Start of DATASET RECORDS
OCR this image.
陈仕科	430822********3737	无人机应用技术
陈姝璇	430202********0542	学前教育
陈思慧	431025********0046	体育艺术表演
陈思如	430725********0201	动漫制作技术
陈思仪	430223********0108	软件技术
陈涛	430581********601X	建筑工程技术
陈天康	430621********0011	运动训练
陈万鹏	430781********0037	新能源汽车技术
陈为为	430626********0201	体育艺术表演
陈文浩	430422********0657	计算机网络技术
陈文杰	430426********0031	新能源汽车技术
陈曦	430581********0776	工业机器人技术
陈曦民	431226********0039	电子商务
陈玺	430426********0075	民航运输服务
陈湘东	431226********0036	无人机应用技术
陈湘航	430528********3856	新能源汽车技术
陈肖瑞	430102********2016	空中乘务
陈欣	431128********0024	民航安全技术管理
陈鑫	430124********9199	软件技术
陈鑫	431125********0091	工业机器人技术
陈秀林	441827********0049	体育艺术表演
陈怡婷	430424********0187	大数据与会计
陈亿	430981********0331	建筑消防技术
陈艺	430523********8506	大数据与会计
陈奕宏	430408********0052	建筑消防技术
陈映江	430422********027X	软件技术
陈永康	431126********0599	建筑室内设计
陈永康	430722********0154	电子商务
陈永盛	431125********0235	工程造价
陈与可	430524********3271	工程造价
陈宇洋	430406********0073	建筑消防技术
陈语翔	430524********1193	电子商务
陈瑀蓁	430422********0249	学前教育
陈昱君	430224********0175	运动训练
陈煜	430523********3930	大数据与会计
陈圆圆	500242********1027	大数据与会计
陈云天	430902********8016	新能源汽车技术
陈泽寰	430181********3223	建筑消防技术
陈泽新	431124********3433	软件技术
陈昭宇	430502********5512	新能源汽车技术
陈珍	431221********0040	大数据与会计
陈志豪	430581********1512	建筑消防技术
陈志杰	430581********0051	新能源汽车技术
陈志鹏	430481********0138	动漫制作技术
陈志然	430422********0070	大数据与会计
End of DATASET RECORDS
» GOAL
Restate all of the entries above precisely.

» FULL ANSWER
OCR this image.
陈仕科	430822********3737	无人机应用技术
陈姝璇	430202********0542	学前教育
陈思慧	431025********0046	体育艺术表演
陈思如	430725********0201	动漫制作技术
陈思仪	430223********0108	软件技术
陈涛	430581********601X	建筑工程技术
陈天康	430621********0011	运动训练
陈万鹏	430781********0037	新能源汽车技术
陈为为	430626********0201	体育艺术表演
陈文浩	430422********0657	计算机网络技术
陈文杰	430426********0031	新能源汽车技术
陈曦	430581********0776	工业机器人技术
陈曦民	431226********0039	电子商务
陈玺	430426********0075	民航运输服务
陈湘东	431226********0036	无人机应用技术
陈湘航	430528********3856	新能源汽车技术
陈肖瑞	430102********2016	空中乘务
陈欣	431128********0024	民航安全技术管理
陈鑫	430124********9199	软件技术
陈鑫	431125********0091	工业机器人技术
陈秀林	441827********0049	体育艺术表演
陈怡婷	430424********0187	大数据与会计
陈亿	430981********0331	建筑消防技术
陈艺	430523********8506	大数据与会计
陈奕宏	430408********0052	建筑消防技术
陈映江	430422********027X	软件技术
陈永康	431126********0599	建筑室内设计
陈永康	430722********0154	电子商务
陈永盛	431125********0235	工程造价
陈与可	430524********3271	工程造价
陈宇洋	430406********0073	建筑消防技术
陈语翔	430524********1193	电子商务
陈瑀蓁	430422********0249	学前教育
陈昱君	430224********0175	运动训练
陈煜	430523********3930	大数据与会计
陈圆圆	500242********1027	大数据与会计
陈云天	430902********8016	新能源汽车技术
陈泽寰	430181********3223	建筑消防技术
陈泽新	431124********3433	软件技术
陈昭宇	430502********5512	新能源汽车技术
陈珍	431221********0040	大数据与会计
陈志豪	430581********1512	建筑消防技术
陈志杰	430581********0051	新能源汽车技术
陈志鹏	430481********0138	动漫制作技术
陈志然	430422********0070	大数据与会计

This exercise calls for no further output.